BEGIN
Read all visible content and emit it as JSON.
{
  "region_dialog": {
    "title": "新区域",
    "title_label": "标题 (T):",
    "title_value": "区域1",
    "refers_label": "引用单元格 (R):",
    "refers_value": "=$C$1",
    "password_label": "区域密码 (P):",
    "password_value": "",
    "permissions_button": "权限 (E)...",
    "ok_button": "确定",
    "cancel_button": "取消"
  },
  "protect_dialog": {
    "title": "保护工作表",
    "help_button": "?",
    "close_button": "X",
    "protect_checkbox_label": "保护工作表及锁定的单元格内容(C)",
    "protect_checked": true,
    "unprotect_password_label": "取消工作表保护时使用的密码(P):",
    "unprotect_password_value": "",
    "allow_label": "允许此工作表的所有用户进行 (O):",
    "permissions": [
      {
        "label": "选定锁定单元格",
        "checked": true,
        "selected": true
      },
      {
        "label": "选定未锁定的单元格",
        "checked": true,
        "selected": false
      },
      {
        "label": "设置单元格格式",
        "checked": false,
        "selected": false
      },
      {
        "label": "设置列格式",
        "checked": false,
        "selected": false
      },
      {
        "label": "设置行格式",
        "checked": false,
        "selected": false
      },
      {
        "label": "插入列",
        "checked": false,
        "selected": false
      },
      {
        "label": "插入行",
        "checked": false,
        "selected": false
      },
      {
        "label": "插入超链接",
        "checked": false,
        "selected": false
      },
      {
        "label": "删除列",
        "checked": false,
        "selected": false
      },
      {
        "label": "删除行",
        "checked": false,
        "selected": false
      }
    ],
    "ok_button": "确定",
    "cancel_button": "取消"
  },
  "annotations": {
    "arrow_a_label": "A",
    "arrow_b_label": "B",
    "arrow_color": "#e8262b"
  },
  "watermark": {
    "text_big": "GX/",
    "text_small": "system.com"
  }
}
END
### TO BE DONE
From the listing above, extract every line exactly as it stands.

### PROBLEM SOLUTION
Read all visible content and emit it as JSON.
{
  "region_dialog": {
    "title": "新区域",
    "title_label": "标题 (T):",
    "title_value": "区域1",
    "refers_label": "引用单元格 (R):",
    "refers_value": "=$C$1",
    "password_label": "区域密码 (P):",
    "password_value": "",
    "permissions_button": "权限 (E)...",
    "ok_button": "确定",
    "cancel_button": "取消"
  },
  "protect_dialog": {
    "title": "保护工作表",
    "help_button": "?",
    "close_button": "X",
    "protect_checkbox_label": "保护工作表及锁定的单元格内容(C)",
    "protect_checked": true,
    "unprotect_password_label": "取消工作表保护时使用的密码(P):",
    "unprotect_password_value": "",
    "allow_label": "允许此工作表的所有用户进行 (O):",
    "permissions": [
      {
        "label": "选定锁定单元格",
        "checked": true,
        "selected": true
      },
      {
        "label": "选定未锁定的单元格",
        "checked": true,
        "selected": false
      },
      {
        "label": "设置单元格格式",
        "checked": false,
        "selected": false
      },
      {
        "label": "设置列格式",
        "checked": false,
        "selected": false
      },
      {
        "label": "设置行格式",
        "checked": false,
        "selected": false
      },
      {
        "label": "插入列",
        "checked": false,
        "selected": false
      },
      {
        "label": "插入行",
        "checked": false,
        "selected": false
      },
      {
        "label": "插入超链接",
        "checked": false,
        "selected": false
      },
      {
        "label": "删除列",
        "checked": false,
        "selected": false
      },
      {
        "label": "删除行",
        "checked": false,
        "selected": false
      }
    ],
    "ok_button": "确定",
    "cancel_button": "取消"
  },
  "annotations": {
    "arrow_a_label": "A",
    "arrow_b_label": "B",
    "arrow_color": "#e8262b"
  },
  "watermark": {
    "text_big": "GX/",
    "text_small": "system.com"
  }
}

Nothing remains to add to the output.